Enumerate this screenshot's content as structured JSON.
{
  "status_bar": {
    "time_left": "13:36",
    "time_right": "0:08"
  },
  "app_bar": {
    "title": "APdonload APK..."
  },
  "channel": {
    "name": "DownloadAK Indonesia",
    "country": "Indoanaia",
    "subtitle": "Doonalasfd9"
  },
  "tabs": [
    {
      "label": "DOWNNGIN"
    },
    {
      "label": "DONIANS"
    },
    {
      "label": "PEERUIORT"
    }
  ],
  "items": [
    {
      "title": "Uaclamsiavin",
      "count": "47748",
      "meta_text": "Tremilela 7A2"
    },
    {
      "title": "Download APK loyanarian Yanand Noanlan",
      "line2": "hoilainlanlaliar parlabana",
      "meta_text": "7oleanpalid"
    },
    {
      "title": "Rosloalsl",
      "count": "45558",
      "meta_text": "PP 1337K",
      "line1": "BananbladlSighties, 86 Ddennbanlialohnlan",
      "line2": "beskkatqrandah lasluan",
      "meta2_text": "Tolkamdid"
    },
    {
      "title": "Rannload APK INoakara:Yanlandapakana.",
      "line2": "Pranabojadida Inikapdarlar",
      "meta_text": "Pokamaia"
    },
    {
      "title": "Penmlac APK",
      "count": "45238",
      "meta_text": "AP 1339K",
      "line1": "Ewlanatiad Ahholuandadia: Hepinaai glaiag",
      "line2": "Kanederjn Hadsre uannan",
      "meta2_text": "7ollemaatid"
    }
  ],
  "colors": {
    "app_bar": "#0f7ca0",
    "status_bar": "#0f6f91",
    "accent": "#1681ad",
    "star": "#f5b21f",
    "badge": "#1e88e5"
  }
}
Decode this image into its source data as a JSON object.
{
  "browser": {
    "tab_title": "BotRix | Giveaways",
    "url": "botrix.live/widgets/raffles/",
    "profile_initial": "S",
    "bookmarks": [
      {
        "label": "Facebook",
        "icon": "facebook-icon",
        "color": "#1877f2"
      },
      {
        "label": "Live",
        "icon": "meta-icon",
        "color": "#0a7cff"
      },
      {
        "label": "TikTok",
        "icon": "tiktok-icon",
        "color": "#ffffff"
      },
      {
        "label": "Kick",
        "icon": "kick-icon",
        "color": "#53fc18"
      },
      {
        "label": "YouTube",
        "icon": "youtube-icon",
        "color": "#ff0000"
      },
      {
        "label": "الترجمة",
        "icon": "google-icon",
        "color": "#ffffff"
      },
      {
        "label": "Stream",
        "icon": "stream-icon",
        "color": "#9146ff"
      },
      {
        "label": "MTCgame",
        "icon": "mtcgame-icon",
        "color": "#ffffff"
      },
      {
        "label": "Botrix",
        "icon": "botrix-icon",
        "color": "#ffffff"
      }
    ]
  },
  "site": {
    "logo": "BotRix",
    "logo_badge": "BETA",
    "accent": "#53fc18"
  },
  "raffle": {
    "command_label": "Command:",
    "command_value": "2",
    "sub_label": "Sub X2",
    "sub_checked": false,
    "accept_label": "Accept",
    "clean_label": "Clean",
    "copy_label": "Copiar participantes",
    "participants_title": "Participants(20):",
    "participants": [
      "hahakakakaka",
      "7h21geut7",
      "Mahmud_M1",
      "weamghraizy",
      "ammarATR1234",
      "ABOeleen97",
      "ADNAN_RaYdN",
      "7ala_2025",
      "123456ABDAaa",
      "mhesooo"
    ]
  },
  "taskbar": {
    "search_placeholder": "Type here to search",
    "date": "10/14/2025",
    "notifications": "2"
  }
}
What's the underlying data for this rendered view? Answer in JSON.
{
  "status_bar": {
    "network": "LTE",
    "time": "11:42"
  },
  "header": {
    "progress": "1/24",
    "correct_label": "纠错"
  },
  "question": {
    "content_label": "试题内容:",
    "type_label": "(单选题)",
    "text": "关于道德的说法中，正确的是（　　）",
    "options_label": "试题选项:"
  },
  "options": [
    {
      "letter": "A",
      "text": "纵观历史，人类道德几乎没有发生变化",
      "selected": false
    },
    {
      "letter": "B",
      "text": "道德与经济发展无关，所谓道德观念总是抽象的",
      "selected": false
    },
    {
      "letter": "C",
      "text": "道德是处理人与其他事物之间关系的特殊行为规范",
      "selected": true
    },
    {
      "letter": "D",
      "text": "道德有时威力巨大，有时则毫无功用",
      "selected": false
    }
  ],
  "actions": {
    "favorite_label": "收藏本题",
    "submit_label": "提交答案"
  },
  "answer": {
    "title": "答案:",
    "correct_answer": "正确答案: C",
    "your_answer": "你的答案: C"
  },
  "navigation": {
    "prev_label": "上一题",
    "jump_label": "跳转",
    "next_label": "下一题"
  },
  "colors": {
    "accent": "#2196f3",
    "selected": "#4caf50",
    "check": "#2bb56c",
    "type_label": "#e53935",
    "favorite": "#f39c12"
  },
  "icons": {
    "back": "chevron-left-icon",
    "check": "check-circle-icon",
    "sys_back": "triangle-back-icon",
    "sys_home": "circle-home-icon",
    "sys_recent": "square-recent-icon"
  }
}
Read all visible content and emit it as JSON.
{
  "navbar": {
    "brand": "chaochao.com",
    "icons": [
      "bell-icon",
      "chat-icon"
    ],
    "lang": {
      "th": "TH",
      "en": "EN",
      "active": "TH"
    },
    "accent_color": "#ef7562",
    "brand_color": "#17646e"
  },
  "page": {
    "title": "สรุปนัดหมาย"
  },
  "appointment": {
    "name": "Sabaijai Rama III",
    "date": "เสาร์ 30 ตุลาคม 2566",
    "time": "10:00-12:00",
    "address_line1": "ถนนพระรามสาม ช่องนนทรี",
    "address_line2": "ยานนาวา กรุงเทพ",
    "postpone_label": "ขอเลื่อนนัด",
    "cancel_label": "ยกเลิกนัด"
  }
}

- - - - - - -

Of the lines above, how many include the word "back"? Reply with the number alone.

Answer =
2